* Stated task
The data must be returned in full and exactly as given.

* Input material
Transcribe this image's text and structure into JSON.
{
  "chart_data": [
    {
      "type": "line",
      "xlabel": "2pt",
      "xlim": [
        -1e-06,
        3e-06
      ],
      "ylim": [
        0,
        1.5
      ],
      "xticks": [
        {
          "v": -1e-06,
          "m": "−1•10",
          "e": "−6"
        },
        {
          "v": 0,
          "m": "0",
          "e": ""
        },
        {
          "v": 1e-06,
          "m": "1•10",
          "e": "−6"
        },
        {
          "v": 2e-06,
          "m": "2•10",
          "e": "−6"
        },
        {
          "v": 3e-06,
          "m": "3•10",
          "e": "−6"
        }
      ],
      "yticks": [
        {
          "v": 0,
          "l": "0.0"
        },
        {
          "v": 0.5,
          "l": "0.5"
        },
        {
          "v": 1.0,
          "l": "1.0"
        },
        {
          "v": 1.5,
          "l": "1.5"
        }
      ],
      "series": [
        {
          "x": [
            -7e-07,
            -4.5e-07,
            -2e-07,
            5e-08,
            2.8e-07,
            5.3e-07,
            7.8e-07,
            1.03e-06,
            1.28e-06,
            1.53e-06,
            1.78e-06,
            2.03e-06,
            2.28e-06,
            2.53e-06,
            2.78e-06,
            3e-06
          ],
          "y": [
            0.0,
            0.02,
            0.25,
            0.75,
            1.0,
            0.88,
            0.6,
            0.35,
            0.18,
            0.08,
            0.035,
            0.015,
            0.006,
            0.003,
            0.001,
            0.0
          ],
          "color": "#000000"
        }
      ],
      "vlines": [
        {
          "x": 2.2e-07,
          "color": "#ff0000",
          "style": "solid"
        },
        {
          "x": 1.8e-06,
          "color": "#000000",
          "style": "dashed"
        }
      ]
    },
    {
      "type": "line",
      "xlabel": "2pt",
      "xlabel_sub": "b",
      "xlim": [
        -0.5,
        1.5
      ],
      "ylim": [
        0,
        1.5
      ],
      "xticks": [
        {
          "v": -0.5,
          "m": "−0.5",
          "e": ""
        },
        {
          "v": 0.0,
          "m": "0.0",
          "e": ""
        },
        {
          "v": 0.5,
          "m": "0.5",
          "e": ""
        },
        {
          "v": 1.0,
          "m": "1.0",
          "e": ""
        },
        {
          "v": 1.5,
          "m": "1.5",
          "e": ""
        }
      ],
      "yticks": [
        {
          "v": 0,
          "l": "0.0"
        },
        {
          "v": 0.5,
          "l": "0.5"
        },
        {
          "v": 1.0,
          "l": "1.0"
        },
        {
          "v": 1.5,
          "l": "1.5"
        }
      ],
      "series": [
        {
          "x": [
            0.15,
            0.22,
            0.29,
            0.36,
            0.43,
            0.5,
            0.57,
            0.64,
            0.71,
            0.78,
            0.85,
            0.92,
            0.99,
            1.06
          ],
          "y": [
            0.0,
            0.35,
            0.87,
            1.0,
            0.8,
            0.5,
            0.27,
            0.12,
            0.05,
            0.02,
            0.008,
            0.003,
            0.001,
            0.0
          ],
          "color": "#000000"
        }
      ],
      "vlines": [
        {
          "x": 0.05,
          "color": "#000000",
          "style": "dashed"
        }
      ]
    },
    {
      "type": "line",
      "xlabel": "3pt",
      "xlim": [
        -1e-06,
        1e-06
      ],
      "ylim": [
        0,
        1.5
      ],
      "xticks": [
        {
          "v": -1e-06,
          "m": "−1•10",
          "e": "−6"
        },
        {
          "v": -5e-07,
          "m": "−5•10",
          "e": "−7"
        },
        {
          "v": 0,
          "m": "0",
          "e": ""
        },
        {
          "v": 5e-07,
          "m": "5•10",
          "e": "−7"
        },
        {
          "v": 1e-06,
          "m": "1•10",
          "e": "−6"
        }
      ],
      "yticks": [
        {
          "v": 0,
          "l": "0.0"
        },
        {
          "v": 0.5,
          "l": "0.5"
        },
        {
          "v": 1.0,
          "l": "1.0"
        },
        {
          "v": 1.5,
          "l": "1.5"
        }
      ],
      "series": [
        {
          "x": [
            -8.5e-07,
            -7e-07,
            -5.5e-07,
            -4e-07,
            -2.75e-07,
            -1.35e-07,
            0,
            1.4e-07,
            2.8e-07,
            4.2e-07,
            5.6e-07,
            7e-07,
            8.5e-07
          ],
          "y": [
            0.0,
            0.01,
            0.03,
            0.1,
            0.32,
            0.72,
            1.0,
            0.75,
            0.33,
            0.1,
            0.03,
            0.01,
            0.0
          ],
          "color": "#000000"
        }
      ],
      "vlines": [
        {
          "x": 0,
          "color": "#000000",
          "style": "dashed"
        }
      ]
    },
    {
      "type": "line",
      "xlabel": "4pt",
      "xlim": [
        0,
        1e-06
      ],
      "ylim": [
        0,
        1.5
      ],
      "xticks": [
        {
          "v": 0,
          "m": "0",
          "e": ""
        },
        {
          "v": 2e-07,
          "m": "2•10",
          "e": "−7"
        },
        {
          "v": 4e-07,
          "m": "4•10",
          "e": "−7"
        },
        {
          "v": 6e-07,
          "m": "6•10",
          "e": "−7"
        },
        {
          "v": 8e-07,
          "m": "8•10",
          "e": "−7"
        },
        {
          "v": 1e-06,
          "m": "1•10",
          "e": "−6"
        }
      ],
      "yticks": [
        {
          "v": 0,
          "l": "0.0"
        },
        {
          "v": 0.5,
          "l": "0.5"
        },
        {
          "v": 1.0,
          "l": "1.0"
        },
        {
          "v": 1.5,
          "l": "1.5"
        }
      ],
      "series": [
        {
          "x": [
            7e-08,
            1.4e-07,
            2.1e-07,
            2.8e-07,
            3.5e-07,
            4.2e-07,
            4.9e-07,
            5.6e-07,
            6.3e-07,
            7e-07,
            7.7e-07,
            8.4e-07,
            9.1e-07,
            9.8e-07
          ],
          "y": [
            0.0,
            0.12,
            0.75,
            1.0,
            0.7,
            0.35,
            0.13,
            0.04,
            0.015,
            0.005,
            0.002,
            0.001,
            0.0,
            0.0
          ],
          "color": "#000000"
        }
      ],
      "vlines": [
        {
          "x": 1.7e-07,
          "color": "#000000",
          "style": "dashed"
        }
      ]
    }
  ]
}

* Result of the exercise
Transcribe this image's text and structure into JSON.
{
  "chart_data": [
    {
      "type": "line",
      "xlabel": "2pt",
      "xlim": [
        -1e-06,
        3e-06
      ],
      "ylim": [
        0,
        1.5
      ],
      "xticks": [
        {
          "v": -1e-06,
          "m": "−1•10",
          "e": "−6"
        },
        {
          "v": 0,
          "m": "0",
          "e": ""
        },
        {
          "v": 1e-06,
          "m": "1•10",
          "e": "−6"
        },
        {
          "v": 2e-06,
          "m": "2•10",
          "e": "−6"
        },
        {
          "v": 3e-06,
          "m": "3•10",
          "e": "−6"
        }
      ],
      "yticks": [
        {
          "v": 0,
          "l": "0.0"
        },
        {
          "v": 0.5,
          "l": "0.5"
        },
        {
          "v": 1.0,
          "l": "1.0"
        },
        {
          "v": 1.5,
          "l": "1.5"
        }
      ],
      "series": [
        {
          "x": [
            -7e-07,
            -4.5e-07,
            -2e-07,
            5e-08,
            2.8e-07,
            5.3e-07,
            7.8e-07,
            1.03e-06,
            1.28e-06,
            1.53e-06,
            1.78e-06,
            2.03e-06,
            2.28e-06,
            2.53e-06,
            2.78e-06,
            3e-06
          ],
          "y": [
            0.0,
            0.02,
            0.25,
            0.75,
            1.0,
            0.88,
            0.6,
            0.35,
            0.18,
            0.08,
            0.035,
            0.015,
            0.006,
            0.003,
            0.001,
            0.0
          ],
          "color": "#000000"
        }
      ],
      "vlines": [
        {
          "x": 2.2e-07,
          "color": "#ff0000",
          "style": "solid"
        },
        {
          "x": 1.8e-06,
          "color": "#000000",
          "style": "dashed"
        }
      ]
    },
    {
      "type": "line",
      "xlabel": "2pt",
      "xlabel_sub": "b",
      "xlim": [
        -0.5,
        1.5
      ],
      "ylim": [
        0,
        1.5
      ],
      "xticks": [
        {
          "v": -0.5,
          "m": "−0.5",
          "e": ""
        },
        {
          "v": 0.0,
          "m": "0.0",
          "e": ""
        },
        {
          "v": 0.5,
          "m": "0.5",
          "e": ""
        },
        {
          "v": 1.0,
          "m": "1.0",
          "e": ""
        },
        {
          "v": 1.5,
          "m": "1.5",
          "e": ""
        }
      ],
      "yticks": [
        {
          "v": 0,
          "l": "0.0"
        },
        {
          "v": 0.5,
          "l": "0.5"
        },
        {
          "v": 1.0,
          "l": "1.0"
        },
        {
          "v": 1.5,
          "l": "1.5"
        }
      ],
      "series": [
        {
          "x": [
            0.15,
            0.22,
            0.29,
            0.36,
            0.43,
            0.5,
            0.57,
            0.64,
            0.71,
            0.78,
            0.85,
            0.92,
            0.99,
            1.06
          ],
          "y": [
            0.0,
            0.35,
            0.87,
            1.0,
            0.8,
            0.5,
            0.27,
            0.12,
            0.05,
            0.02,
            0.008,
            0.003,
            0.001,
            0.0
          ],
          "color": "#000000"
        }
      ],
      "vlines": [
        {
          "x": 0.05,
          "color": "#000000",
          "style": "dashed"
        }
      ]
    },
    {
      "type": "line",
      "xlabel": "3pt",
      "xlim": [
        -1e-06,
        1e-06
      ],
      "ylim": [
        0,
        1.5
      ],
      "xticks": [
        {
          "v": -1e-06,
          "m": "−1•10",
          "e": "−6"
        },
        {
          "v": -5e-07,
          "m": "−5•10",
          "e": "−7"
        },
        {
          "v": 0,
          "m": "0",
          "e": ""
        },
        {
          "v": 5e-07,
          "m": "5•10",
          "e": "−7"
        },
        {
          "v": 1e-06,
          "m": "1•10",
          "e": "−6"
        }
      ],
      "yticks": [
        {
          "v": 0,
          "l": "0.0"
        },
        {
          "v": 0.5,
          "l": "0.5"
        },
        {
          "v": 1.0,
          "l": "1.0"
        },
        {
          "v": 1.5,
          "l": "1.5"
        }
      ],
      "series": [
        {
          "x": [
            -8.5e-07,
            -7e-07,
            -5.5e-07,
            -4e-07,
            -2.75e-07,
            -1.35e-07,
            0,
            1.4e-07,
            2.8e-07,
            4.2e-07,
            5.6e-07,
            7e-07,
            8.5e-07
          ],
          "y": [
            0.0,
            0.01,
            0.03,
            0.1,
            0.32,
            0.72,
            1.0,
            0.75,
            0.33,
            0.1,
            0.03,
            0.01,
            0.0
          ],
          "color": "#000000"
        }
      ],
      "vlines": [
        {
          "x": 0,
          "color": "#000000",
          "style": "dashed"
        }
      ]
    },
    {
      "type": "line",
      "xlabel": "4pt",
      "xlim": [
        0,
        1e-06
      ],
      "ylim": [
        0,
        1.5
      ],
      "xticks": [
        {
          "v": 0,
          "m": "0",
          "e": ""
        },
        {
          "v": 2e-07,
          "m": "2•10",
          "e": "−7"
        },
        {
          "v": 4e-07,
          "m": "4•10",
          "e": "−7"
        },
        {
          "v": 6e-07,
          "m": "6•10",
          "e": "−7"
        },
        {
          "v": 8e-07,
          "m": "8•10",
          "e": "−7"
        },
        {
          "v": 1e-06,
          "m": "1•10",
          "e": "−6"
        }
      ],
      "yticks": [
        {
          "v": 0,
          "l": "0.0"
        },
        {
          "v": 0.5,
          "l": "0.5"
        },
        {
          "v": 1.0,
          "l": "1.0"
        },
        {
          "v": 1.5,
          "l": "1.5"
        }
      ],
      "series": [
        {
          "x": [
            7e-08,
            1.4e-07,
            2.1e-07,
            2.8e-07,
            3.5e-07,
            4.2e-07,
            4.9e-07,
            5.6e-07,
            6.3e-07,
            7e-07,
            7.7e-07,
            8.4e-07,
            9.1e-07,
            9.8e-07
          ],
          "y": [
            0.0,
            0.12,
            0.75,
            1.0,
            0.7,
            0.35,
            0.13,
            0.04,
            0.015,
            0.005,
            0.002,
            0.001,
            0.0,
            0.0
          ],
          "color": "#000000"
        }
      ],
      "vlines": [
        {
          "x": 1.7e-07,
          "color": "#000000",
          "style": "dashed"
        }
      ]
    }
  ]
}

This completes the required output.